==== Given entries
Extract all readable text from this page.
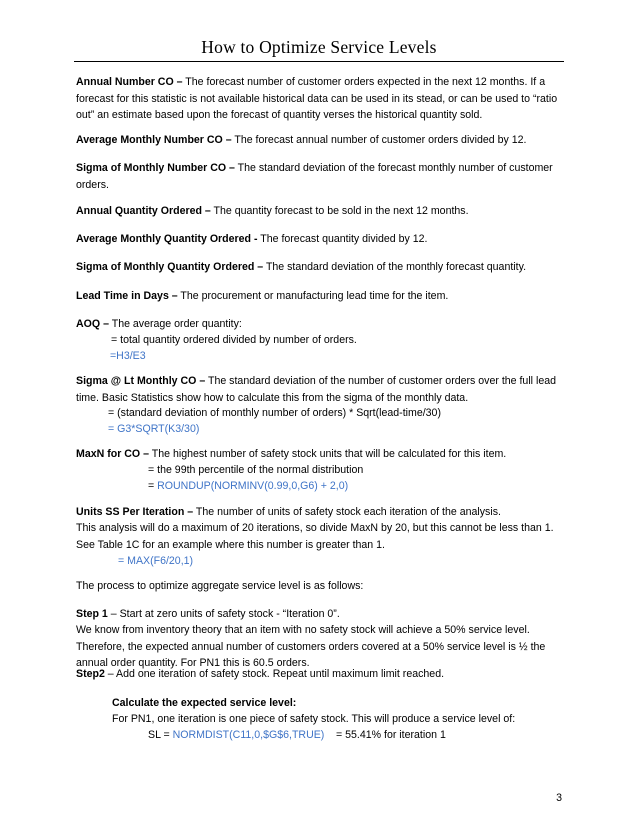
How to Optimize Service Levels
Annual Number CO – The forecast number of customer orders expected in the next 12 months. If a forecast for this statistic is not available historical data can be used in its stead, or can be used to “ratio out” an estimate based upon the forecast of quantity verses the historical quantity sold.
Average Monthly Number CO – The forecast annual number of customer orders divided by 12.
Sigma of Monthly Number CO – The standard deviation of the forecast monthly number of customer orders.
Annual Quantity Ordered – The quantity forecast to be sold in the next 12 months.
Average Monthly Quantity Ordered - The forecast quantity divided by 12.
Sigma of Monthly Quantity Ordered – The standard deviation of the monthly forecast quantity.
Lead Time in Days – The procurement or manufacturing lead time for the item.
AOQ – The average order quantity:
= total quantity ordered divided by number of orders.
=H3/E3
Sigma @ Lt Monthly CO – The standard deviation of the number of customer orders over the full lead time. Basic Statistics show how to calculate this from the sigma of the monthly data.
= (standard deviation of monthly number of orders) * Sqrt(lead-time/30)
= G3*SQRT(K3/30)
MaxN for CO – The highest number of safety stock units that will be calculated for this item.
= the 99th percentile of the normal distribution
= ROUNDUP(NORMINV(0.99,0,G6) + 2,0)
Units SS Per Iteration – The number of units of safety stock each iteration of the analysis.
This analysis will do a maximum of 20 iterations, so divide MaxN by 20, but this cannot be less than 1. See Table 1C for an example where this number is greater than 1.
= MAX(F6/20,1)
The process to optimize aggregate service level is as follows:
Step 1 – Start at zero units of safety stock - “Iteration 0”.
We know from inventory theory that an item with no safety stock will achieve a 50% service level. Therefore, the expected annual number of customers orders covered at a 50% service level is ½ the annual order quantity. For PN1 this is 60.5 orders.
Step2 – Add one iteration of safety stock. Repeat until maximum limit reached.
Calculate the expected service level:
For PN1, one iteration is one piece of safety stock. This will produce a service level of:
SL = NORMDIST(C11,0,$G$6,TRUE) = 55.41% for iteration 1
3
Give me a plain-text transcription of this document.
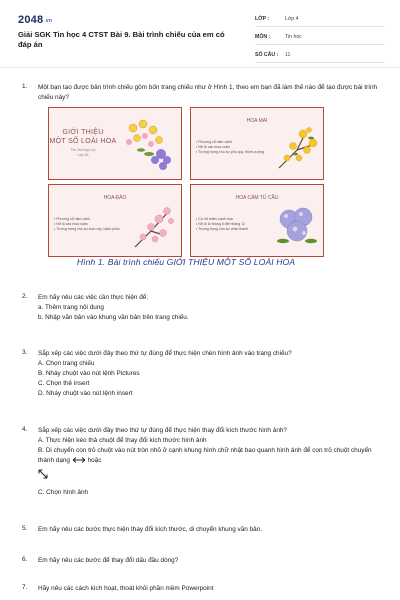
2048.vn
Giải SGK Tin học 4 CTST Bài 9. Bài trình chiếu của em có đáp án
LỚP :	Lớp 4
MÔN :	Tin học
SỐ CÂU :	11
1. Một bạn tạo được bản trình chiếu gồm bốn trang chiếu như ở Hình 1, theo em bạn đã làm thế nào để tạo được bài trình chiếu này?
GIỚI THIỆU
MỘT SỐ LOÀI HOA
Tên Trường Lớp
Lớp 4A
HOA MAI
• Phương cổ năm cánh
• Nở lộ vào mùa xuân
• Tượng trưng cho sự phú quý, thịnh vượng
HOA ĐÀO
• Phương cổ năm cánh
• Nở lộ vào mùa xuân
• Tượng trưng cho sự sum vầy, hạnh phúc
HOA CẨM TÚ CẦU
• Có rất nhiều cánh hoa
• Nở lộ từ tháng 5 đến tháng 12
• Tượng trưng cho sự chân thành
Hình 1. Bài trình chiếu GIỚI THIỆU MỘT SỐ LOÀI HOA
2. Em hãy nêu các việc cần thực hiện để:
a. Thêm trang nội dung
b. Nhập văn bản vào khung văn bản trên trang chiếu.
3. Sắp xếp các việc dưới đây theo thứ tự đúng để thực hiện chèn hình ảnh vào trang chiếu?
A. Chọn trang chiếu
B. Nháy chuột vào nút lệnh Pictures
C. Chọn thẻ insert
D. Nháy chuột vào nút lệnh insert
4. Sắp xếp các việc dưới đây theo thứ tự đúng để thực hiện thay đổi kích thước hình ảnh?
A. Thực hiện kéo thả chuột để thay đổi kích thước hình ảnh
B. Di chuyển con trỏ chuột vào nút tròn nhỏ ở cạnh khung hình chữ nhật bao quanh hình ảnh để con trỏ chuột chuyển thành dạng	hoặc
C. Chọn hình ảnh
5. Em hãy nêu các bước thực hiện thay đổi kích thước, di chuyển khung văn bản.
6. Em hãy nêu các bước để thay đổi dấu đầu dòng?
7. Hãy nêu các cách kích hoạt, thoát khỏi phần mềm Powerpoint
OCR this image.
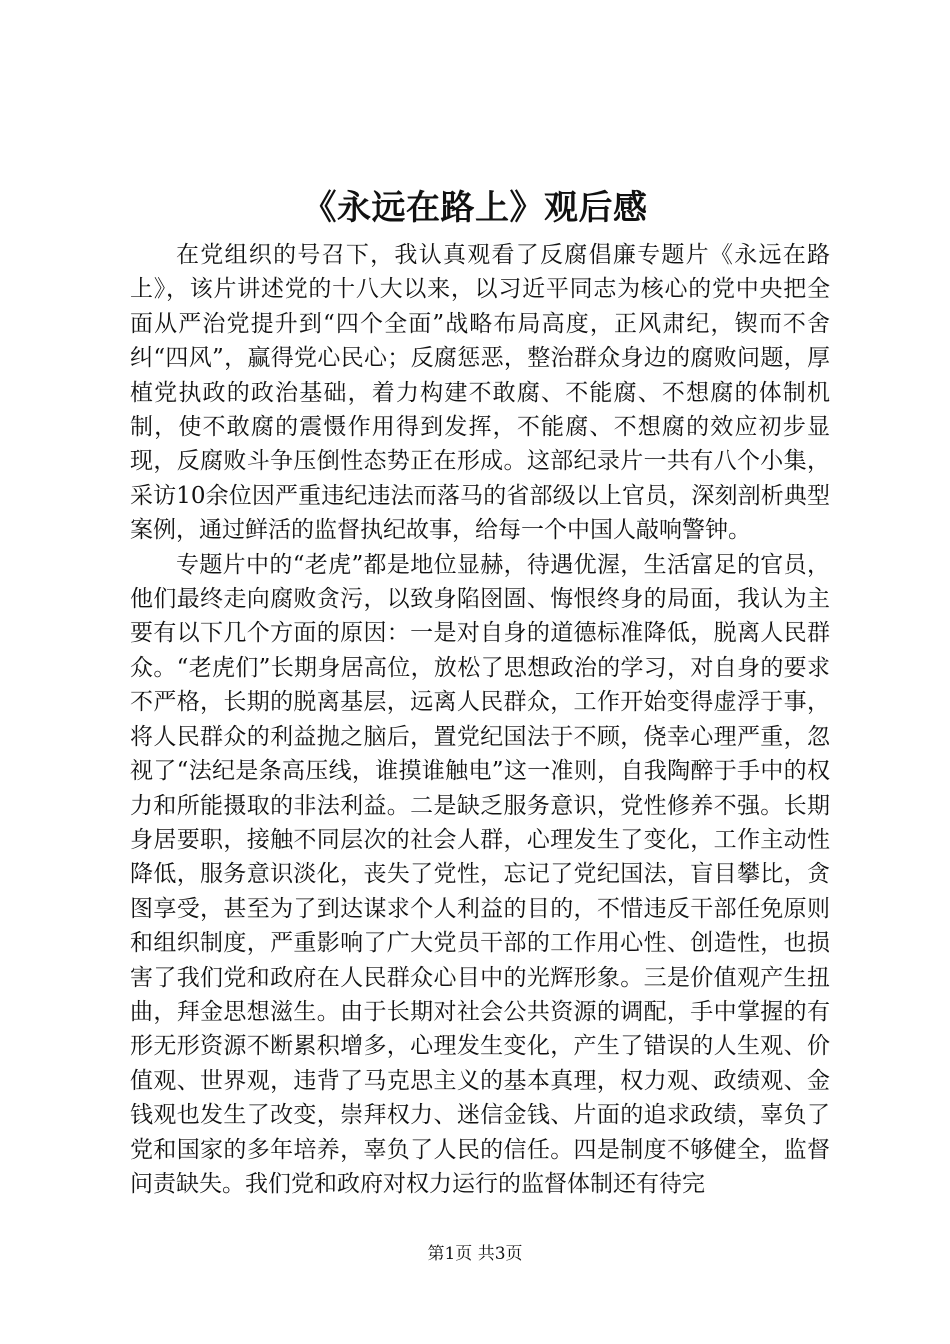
《永远在路上》观后感

在党组织的号召下，我认真观看了反腐倡廉专题片《永远在路上》，该片讲述党的十八大以来，以习近平同志为核心的党中央把全面从严治党提升到“四个全面”战略布局高度，正风肃纪，锲而不舍纠“四风”，赢得党心民心；反腐惩恶，整治群众身边的腐败问题，厚植党执政的政治基础，着力构建不敢腐、不能腐、不想腐的体制机制，使不敢腐的震慑作用得到发挥，不能腐、不想腐的效应初步显现，反腐败斗争压倒性态势正在形成。这部纪录片一共有八个小集，采访10余位因严重违纪违法而落马的省部级以上官员，深刻剖析典型案例，通过鲜活的监督执纪故事，给每一个中国人敲响警钟。

专题片中的“老虎”都是地位显赫，待遇优渥，生活富足的官员，他们最终走向腐败贪污，以致身陷囹圄、悔恨终身的局面，我认为主要有以下几个方面的原因：一是对自身的道德标准降低，脱离人民群众。“老虎们”长期身居高位，放松了思想政治的学习，对自身的要求不严格，长期的脱离基层，远离人民群众，工作开始变得虚浮于事，将人民群众的利益抛之脑后，置党纪国法于不顾，侥幸心理严重，忽视了“法纪是条高压线，谁摸谁触电”这一准则，自我陶醉于手中的权力和所能摄取的非法利益。二是缺乏服务意识，党性修养不强。长期身居要职，接触不同层次的社会人群，心理发生了变化，工作主动性降低，服务意识淡化，丧失了党性，忘记了党纪国法，盲目攀比，贪图享受，甚至为了到达谋求个人利益的目的，不惜违反干部任免原则和组织制度，严重影响了广大党员干部的工作用心性、创造性，也损害了我们党和政府在人民群众心目中的光辉形象。三是价值观产生扭曲，拜金思想滋生。由于长期对社会公共资源的调配，手中掌握的有形无形资源不断累积增多，心理发生变化，产生了错误的人生观、价值观、世界观，违背了马克思主义的基本真理，权力观、政绩观、金钱观也发生了改变，崇拜权力、迷信金钱、片面的追求政绩，辜负了党和国家的多年培养，辜负了人民的信任。四是制度不够健全，监督问责缺失。我们党和政府对权力运行的监督体制还有待完

第1页 共3页
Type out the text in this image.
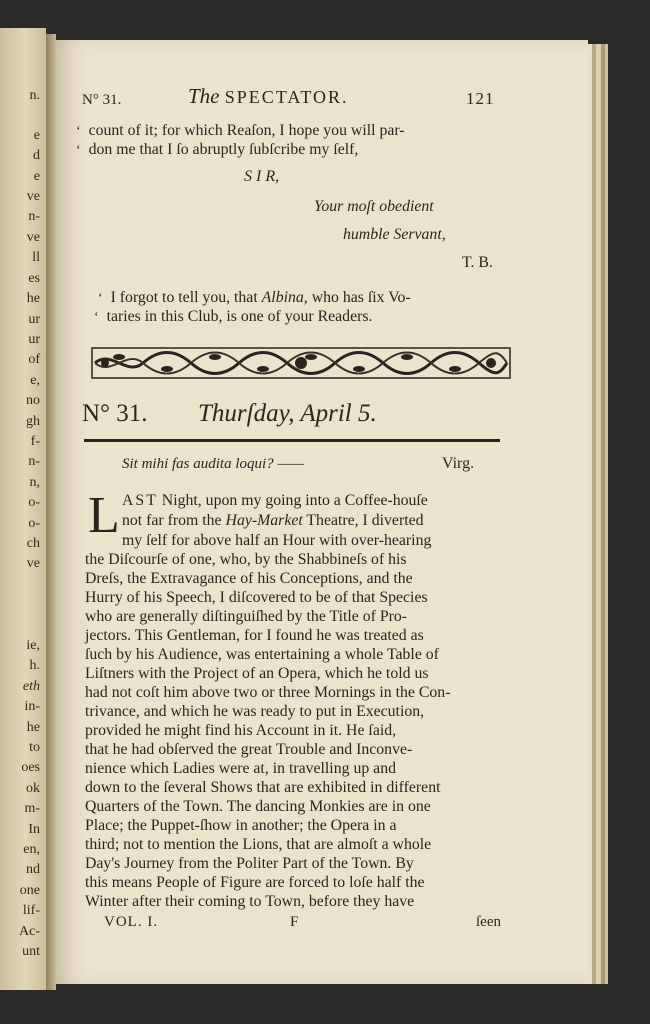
n.
e
d
e
ve
n-
ve
ll
es
he
ur
ur
of
e,
no
gh
f-
n-
n,
o-
o-
ch
ve
ie,
h.
eth
in-
he
to
oes
ok
m-
In
en,
nd
one
lif-
Ac-
unt
N° 31.	The SPECTATOR.	121
‘ count of it; for which Reaſon, I hope you will par-
‘ don me that I ſo abruptly ſubſcribe my ſelf,
S I R,
Your moſt obedient
humble Servant,
T. B.
‘ I forgot to tell you, that Albina, who has ſix Vo-
‘ taries in this Club, is one of your Readers.
N° 31. Thurſday, April 5.
Sit mihi fas audita loqui? ——	Virg.
L AST Night, upon my going into a Coffee-houſe
not far from the Hay-Market Theatre, I diverted
my ſelf for above half an Hour with over-hearing
the Diſcourſe of one, who, by the Shabbineſs of his
Dreſs, the Extravagance of his Conceptions, and the
Hurry of his Speech, I diſcovered to be of that Species
who are generally diſtinguiſhed by the Title of Pro-
jectors. This Gentleman, for I found he was treated as
ſuch by his Audience, was entertaining a whole Table of
Liſtners with the Project of an Opera, which he told us
had not coſt him above two or three Mornings in the Con-
trivance, and which he was ready to put in Execution,
provided he might find his Account in it. He ſaid,
that he had obſerved the great Trouble and Inconve-
nience which Ladies were at, in travelling up and
down to the ſeveral Shows that are exhibited in different
Quarters of the Town. The dancing Monkies are in one
Place; the Puppet-ſhow in another; the Opera in a
third; not to mention the Lions, that are almoſt a whole
Day's Journey from the Politer Part of the Town. By
this means People of Figure are forced to loſe half the
Winter after their coming to Town, before they have
VOL. I.	F	ſeen
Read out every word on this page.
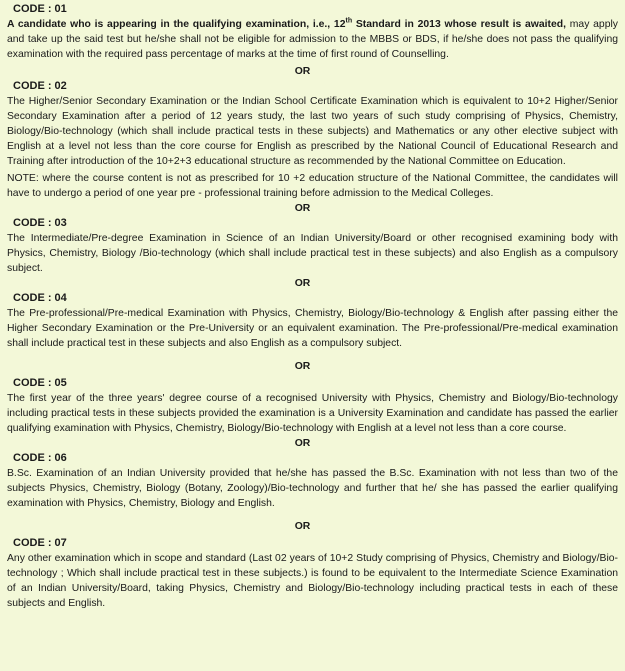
CODE : 01
A candidate who is appearing in the qualifying examination, i.e., 12th Standard in 2013 whose result is awaited, may apply and take up the said test but he/she shall not be eligible for admission to the MBBS or BDS, if he/she does not pass the qualifying examination with the required pass percentage of marks at the time of first round of Counselling.
OR
CODE : 02
The Higher/Senior Secondary Examination or the Indian School Certificate Examination which is equivalent to 10+2 Higher/Senior Secondary Examination after a period of 12 years study, the last two years of such study comprising of Physics, Chemistry, Biology/Bio-technology (which shall include practical tests in these subjects) and Mathematics or any other elective subject with English at a level not less than the core course for English as prescribed by the National Council of Educational Research and Training after introduction of the 10+2+3 educational structure as recommended by the National Committee on Education.
NOTE: where the course content is not as prescribed for 10 +2 education structure of the National Committee, the candidates will have to undergo a period of one year pre - professional training before admission to the Medical Colleges.
OR
CODE : 03
The Intermediate/Pre-degree Examination in Science of an Indian University/Board or other recognised examining body with Physics, Chemistry, Biology /Bio-technology (which shall include practical test in these subjects) and also English as a compulsory subject.
OR
CODE : 04
The Pre-professional/Pre-medical Examination with Physics, Chemistry, Biology/Bio-technology & English after passing either the Higher Secondary Examination or the Pre-University or an equivalent examination. The Pre-professional/Pre-medical examination shall include practical test in these subjects and also English as a compulsory subject.
OR
CODE : 05
The first year of the three years' degree course of a recognised University with Physics, Chemistry and Biology/Bio-technology including practical tests in these subjects provided the examination is a University Examination and candidate has passed the earlier qualifying examination with Physics, Chemistry, Biology/Bio-technology with English at a level not less than a core course.
OR
CODE : 06
B.Sc. Examination of an Indian University provided that he/she has passed the B.Sc. Examination with not less than two of the subjects Physics, Chemistry, Biology (Botany, Zoology)/Bio-technology and further that he/ she has passed the earlier qualifying examination with Physics, Chemistry, Biology and English.
OR
CODE : 07
Any other examination which in scope and standard (Last 02 years of 10+2 Study comprising of Physics, Chemistry and Biology/Bio-technology ; Which shall include practical test in these subjects.) is found to be equivalent to the Intermediate Science Examination of an Indian University/Board, taking Physics, Chemistry and Biology/Bio-technology including practical tests in each of these subjects and English.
========
▸ What to work on
Copy all lines in the listing above where the string "image" appears.

▸ Correct output
OCR this image.
Type out the text in this image.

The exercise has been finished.